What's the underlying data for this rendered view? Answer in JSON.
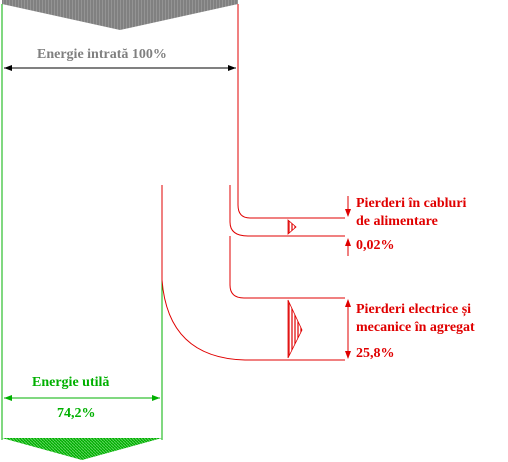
{
  "diagram": {
    "input": {
      "label": "Energie intrată 100%"
    },
    "loss_cables": {
      "label_line1": "Pierderi în cabluri",
      "label_line2": "de alimentare",
      "value": "0,02%"
    },
    "loss_aggregate": {
      "label_line1": "Pierderi electrice și",
      "label_line2": "mecanice în agregat",
      "value": "25,8%"
    },
    "output": {
      "label": "Energie utilă",
      "value": "74,2%"
    },
    "colors": {
      "input": "#808080",
      "output": "#00b000",
      "losses": "#e00000"
    }
  }
}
□ □ □ □
Leave the pictures out and reproduce each record exactly as written.

* Solution *
What's the underlying data for this rendered view? Answer in JSON.
{
  "diagram": {
    "input": {
      "label": "Energie intrată 100%"
    },
    "loss_cables": {
      "label_line1": "Pierderi în cabluri",
      "label_line2": "de alimentare",
      "value": "0,02%"
    },
    "loss_aggregate": {
      "label_line1": "Pierderi electrice și",
      "label_line2": "mecanice în agregat",
      "value": "25,8%"
    },
    "output": {
      "label": "Energie utilă",
      "value": "74,2%"
    },
    "colors": {
      "input": "#808080",
      "output": "#00b000",
      "losses": "#e00000"
    }
  }
}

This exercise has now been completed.